>> begin Data for the task
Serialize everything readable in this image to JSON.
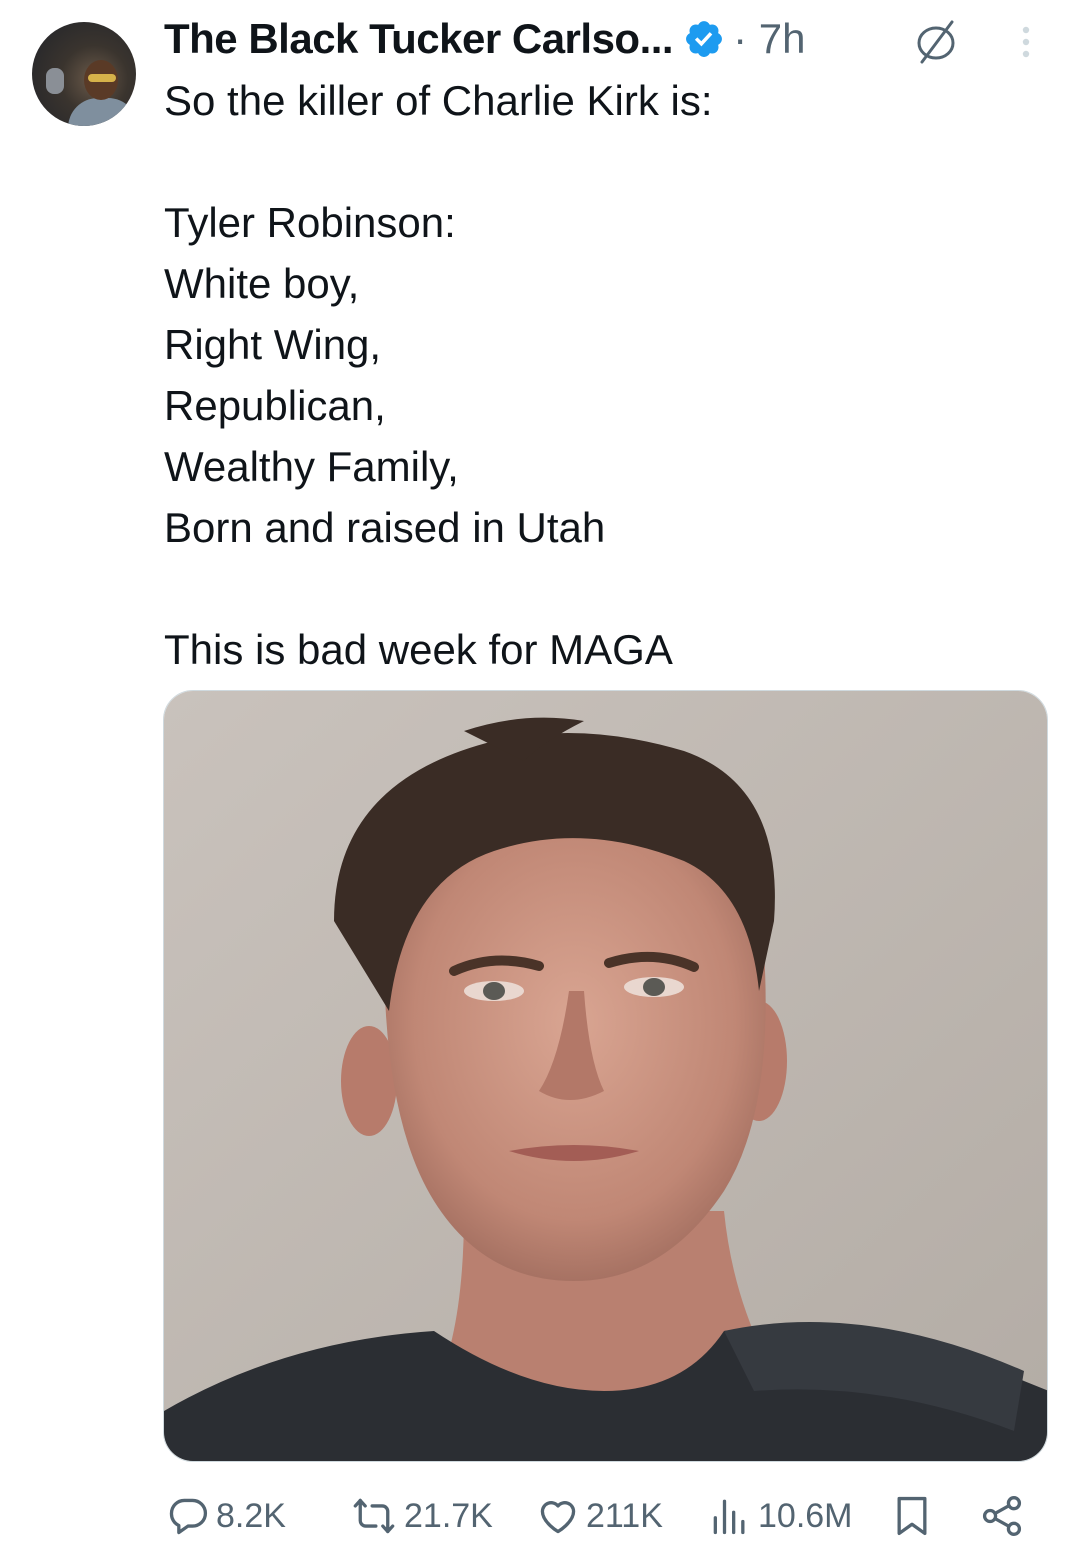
{
  "tweet": {
    "display_name": "The Black Tucker Carlso...",
    "verified": true,
    "time": "· 7h",
    "text": "So the killer of Charlie Kirk is:\n\nTyler Robinson:\nWhite boy,\nRight Wing,\nRepublican,\nWealthy Family,\nBorn and raised in Utah\n\nThis is bad week for MAGA"
  },
  "icons": {
    "verified": "verified-badge-icon",
    "grok": "grok-icon",
    "more": "more-options-icon",
    "reply": "reply-icon",
    "retweet": "retweet-icon",
    "like": "like-icon",
    "views": "views-icon",
    "bookmark": "bookmark-icon",
    "share": "share-icon"
  },
  "stats": {
    "replies": "8.2K",
    "reposts": "21.7K",
    "likes": "211K",
    "views": "10.6M"
  },
  "colors": {
    "text": "#0f1419",
    "secondary": "#536471",
    "verified_blue": "#1d9bf0"
  }
}
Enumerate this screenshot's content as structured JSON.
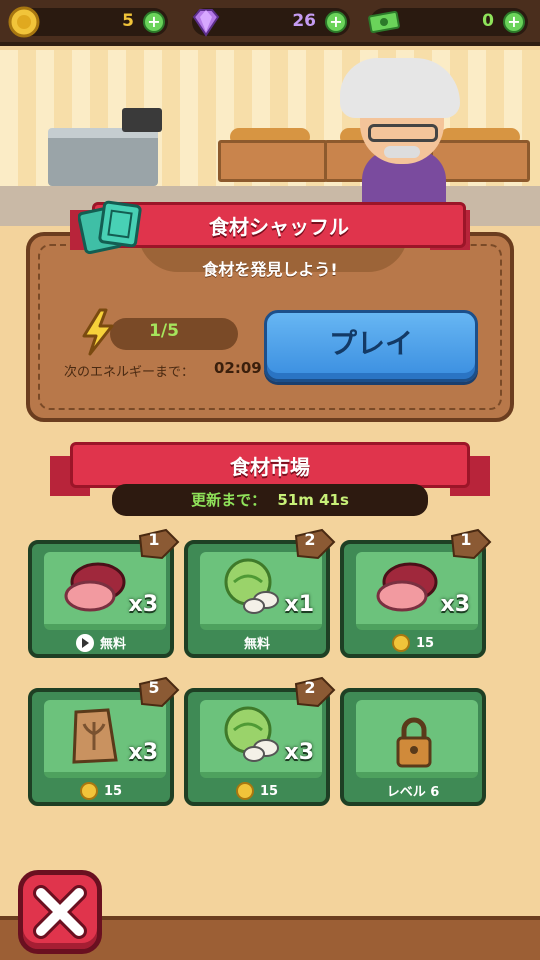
{
  "currency": {
    "coins": "5",
    "gems": "26",
    "cash": "0",
    "plus_symbol": "+"
  },
  "shuffle": {
    "title": "食材シャッフル",
    "subtitle": "食材を発見しよう!",
    "energy": "1/5",
    "energy_fill_fraction": 0.2,
    "next_energy_label": "次のエネルギーまで：",
    "next_energy_time": "02:09",
    "play_label": "プレイ"
  },
  "market": {
    "title": "食材市場",
    "refresh_label": "更新まで：",
    "refresh_time": "51m 41s",
    "items": [
      {
        "tag": "1",
        "qty": "x3",
        "price": "無料",
        "price_type": "ad",
        "icon": "meat-icon"
      },
      {
        "tag": "2",
        "qty": "x1",
        "price": "無料",
        "price_type": "free",
        "icon": "cabbage-mushroom-icon"
      },
      {
        "tag": "1",
        "qty": "x3",
        "price": "15",
        "price_type": "coin",
        "icon": "meat-icon"
      },
      {
        "tag": "5",
        "qty": "x3",
        "price": "15",
        "price_type": "coin",
        "icon": "seed-bag-icon"
      },
      {
        "tag": "2",
        "qty": "x3",
        "price": "15",
        "price_type": "coin",
        "icon": "cabbage-mushroom-icon"
      },
      {
        "tag": "",
        "qty": "",
        "price": "レベル 6",
        "price_type": "locked",
        "icon": "lock-icon"
      }
    ]
  },
  "colors": {
    "ribbon": "#e0344c",
    "crate": "#3f8a55",
    "play": "#4ea2ea",
    "energy": "#a6e45c"
  }
}
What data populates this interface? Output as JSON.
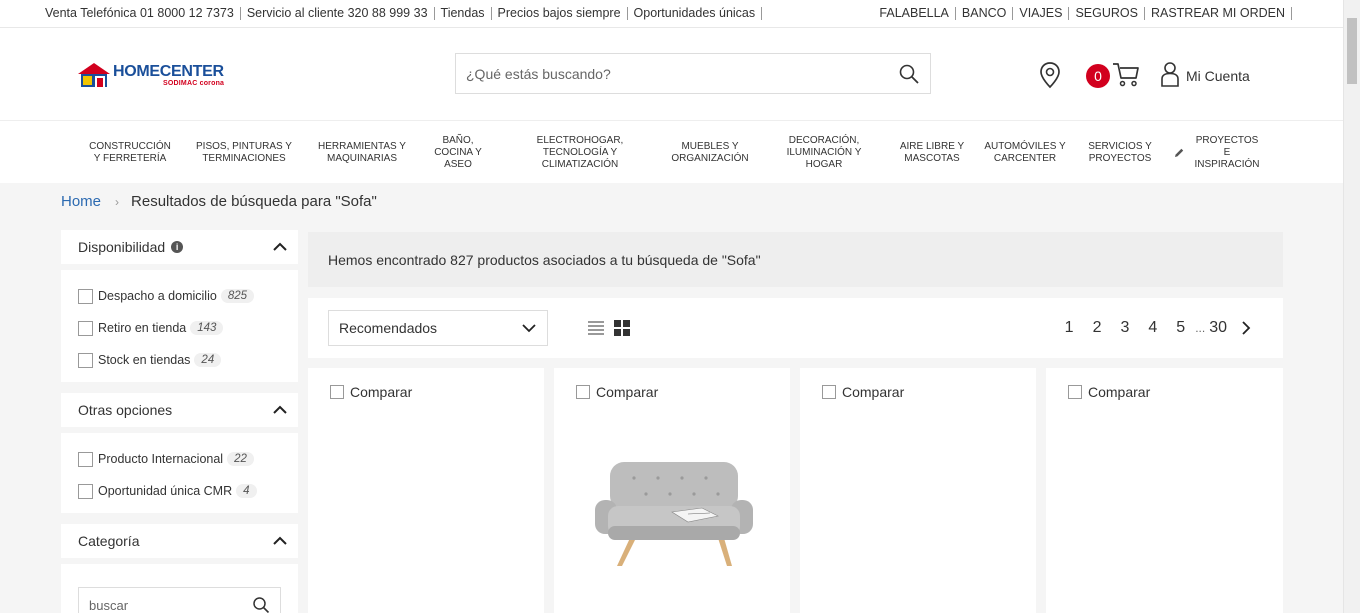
{
  "topbar": {
    "left": [
      {
        "label": "Venta Telefónica ",
        "value": "01 8000 12 7373"
      },
      {
        "label": "Servicio al cliente ",
        "value": "320 88 999 33"
      },
      {
        "label": "Tiendas",
        "value": ""
      },
      {
        "label": "Precios bajos siempre",
        "value": ""
      },
      {
        "label": "Oportunidades únicas",
        "value": ""
      }
    ],
    "right": [
      "FALABELLA",
      "BANCO",
      "VIAJES",
      "SEGUROS",
      "RASTREAR MI ORDEN"
    ]
  },
  "header": {
    "logo_main": "HOMECENTER",
    "logo_sub": "SODIMAC corona",
    "search_placeholder": "¿Qué estás buscando?",
    "cart_count": "0",
    "account_label": "Mi Cuenta",
    "icons": [
      "search-icon",
      "location-pin-icon",
      "cart-icon",
      "user-icon"
    ]
  },
  "categories": [
    "CONSTRUCCIÓN Y FERRETERÍA",
    "PISOS, PINTURAS Y TERMINACIONES",
    "HERRAMIENTAS Y MAQUINARIAS",
    "BAÑO, COCINA Y ASEO",
    "ELECTROHOGAR, TECNOLOGÍA Y CLIMATIZACIÓN",
    "MUEBLES Y ORGANIZACIÓN",
    "DECORACIÓN, ILUMINACIÓN Y HOGAR",
    "AIRE LIBRE Y MASCOTAS",
    "AUTOMÓVILES Y CARCENTER",
    "SERVICIOS Y PROYECTOS",
    "PROYECTOS E INSPIRACIÓN"
  ],
  "breadcrumb": {
    "home": "Home",
    "current": "Resultados de búsqueda para \"Sofa\""
  },
  "filters": {
    "disponibilidad": {
      "title": "Disponibilidad",
      "options": [
        {
          "label": "Despacho a domicilio",
          "count": "825"
        },
        {
          "label": "Retiro en tienda",
          "count": "143"
        },
        {
          "label": "Stock en tiendas",
          "count": "24"
        }
      ]
    },
    "otras": {
      "title": "Otras opciones",
      "options": [
        {
          "label": "Producto Internacional",
          "count": "22"
        },
        {
          "label": "Oportunidad única CMR",
          "count": "4"
        }
      ]
    },
    "categoria": {
      "title": "Categoría",
      "search_placeholder": "buscar"
    }
  },
  "results": {
    "message": "Hemos encontrado 827 productos asociados a tu búsqueda de \"Sofa\"",
    "sort_selected": "Recomendados",
    "pages": [
      "1",
      "2",
      "3",
      "4",
      "5"
    ],
    "ellipsis": "...",
    "last_page": "30",
    "compare_label": "Comparar"
  },
  "colors": {
    "brand_blue": "#1a4f9a",
    "brand_red": "#d2001e",
    "link_blue": "#2c6ab1"
  }
}
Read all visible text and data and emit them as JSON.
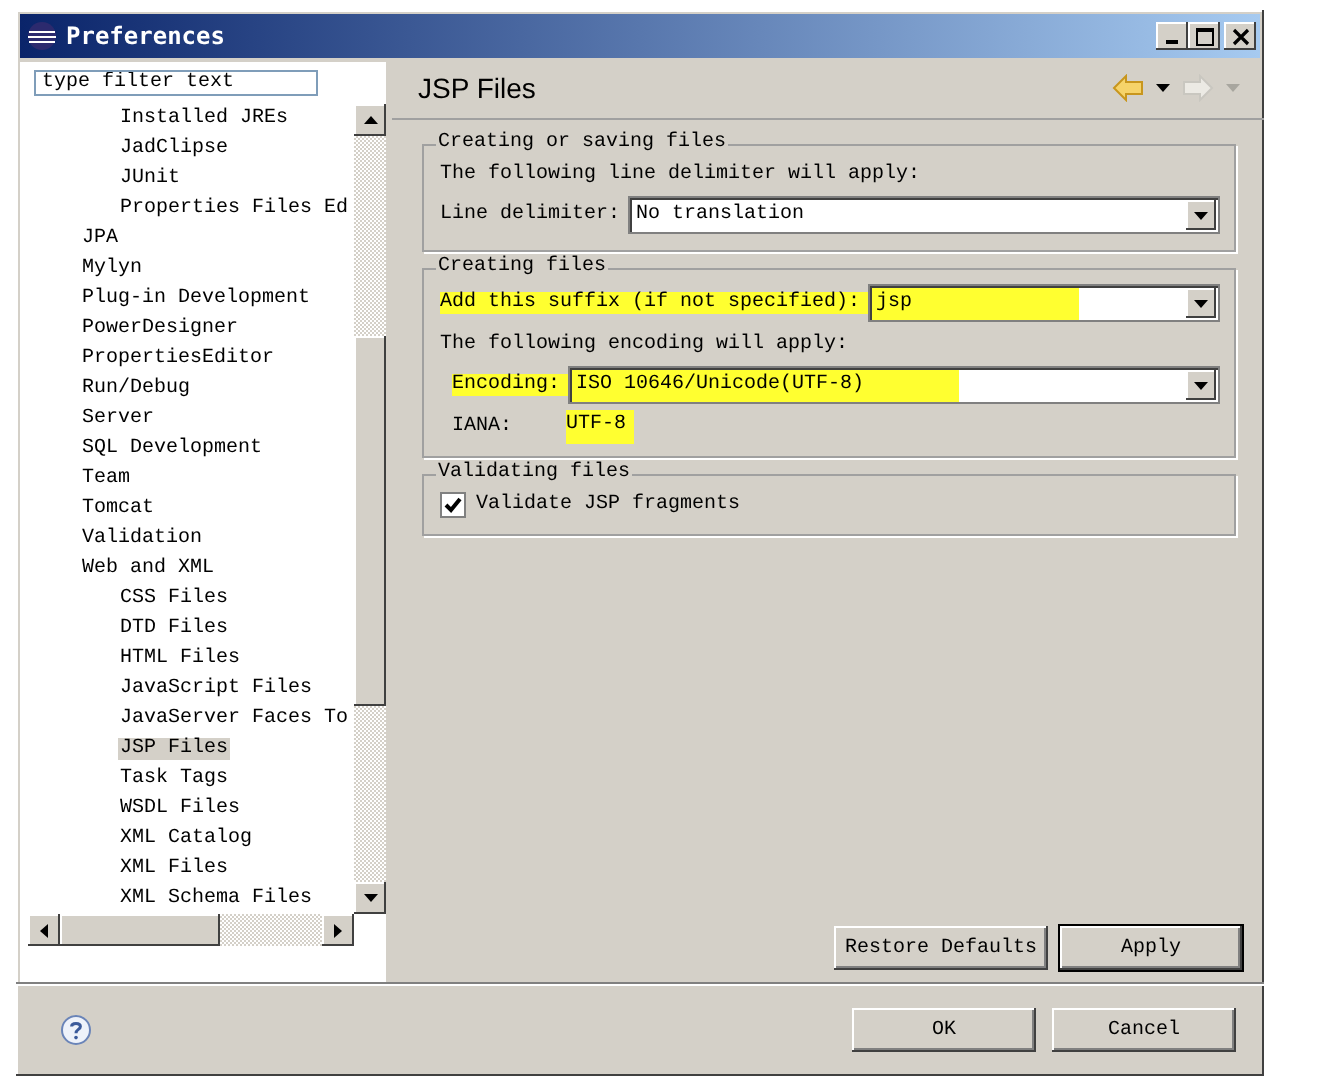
{
  "window": {
    "title": "Preferences"
  },
  "filter": {
    "placeholder": "type filter text"
  },
  "tree": {
    "continued_children": [
      {
        "label": "Installed JREs",
        "selected": false
      },
      {
        "label": "JadClipse",
        "selected": false
      },
      {
        "label": "JUnit",
        "selected": false
      },
      {
        "label": "Properties Files Ed",
        "selected": false
      }
    ],
    "items": [
      {
        "label": "JPA",
        "selected": false
      },
      {
        "label": "Mylyn",
        "selected": false
      },
      {
        "label": "Plug-in Development",
        "selected": false
      },
      {
        "label": "PowerDesigner",
        "selected": false
      },
      {
        "label": "PropertiesEditor",
        "selected": false
      },
      {
        "label": "Run/Debug",
        "selected": false
      },
      {
        "label": "Server",
        "selected": false
      },
      {
        "label": "SQL Development",
        "selected": false
      },
      {
        "label": "Team",
        "selected": false
      },
      {
        "label": "Tomcat",
        "selected": false
      },
      {
        "label": "Validation",
        "selected": false
      },
      {
        "label": "Web and XML",
        "selected": false,
        "children": [
          {
            "label": "CSS Files",
            "selected": false
          },
          {
            "label": "DTD Files",
            "selected": false
          },
          {
            "label": "HTML Files",
            "selected": false
          },
          {
            "label": "JavaScript Files",
            "selected": false
          },
          {
            "label": "JavaServer Faces To",
            "selected": false
          },
          {
            "label": "JSP Files",
            "selected": true
          },
          {
            "label": "Task Tags",
            "selected": false
          },
          {
            "label": "WSDL Files",
            "selected": false
          },
          {
            "label": "XML Catalog",
            "selected": false
          },
          {
            "label": "XML Files",
            "selected": false
          },
          {
            "label": "XML Schema Files",
            "selected": false
          }
        ]
      }
    ]
  },
  "page": {
    "title": "JSP Files",
    "groups": [
      {
        "title": "Creating or saving files",
        "rows": [
          {
            "kind": "text",
            "text": "The following line delimiter will apply:"
          },
          {
            "kind": "select",
            "label": "Line delimiter:",
            "value": "No translation",
            "highlighted": false
          }
        ]
      },
      {
        "title": "Creating files",
        "rows": [
          {
            "kind": "select",
            "label": "Add this suffix (if not specified):",
            "value": "jsp",
            "highlighted": true
          },
          {
            "kind": "text",
            "text": "The following encoding will apply:"
          },
          {
            "kind": "select",
            "label": "Encoding:",
            "value": "ISO 10646/Unicode(UTF-8)",
            "highlighted": true,
            "indent": true
          },
          {
            "kind": "info",
            "label": "IANA:",
            "value": "UTF-8",
            "highlighted": true
          }
        ]
      },
      {
        "title": "Validating files",
        "rows": [
          {
            "kind": "checkbox",
            "label": "Validate JSP fragments",
            "checked": true
          }
        ]
      }
    ],
    "buttons": [
      "Restore Defaults",
      "Apply"
    ]
  },
  "footer": {
    "buttons": [
      "OK",
      "Cancel"
    ]
  }
}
>> end Data for the task
# What the task asks
Pick out each line containing the string "will" and copy it.

# Correct answer
            "text": "The following line delimiter will apply:"
            "text": "The following encoding will apply:"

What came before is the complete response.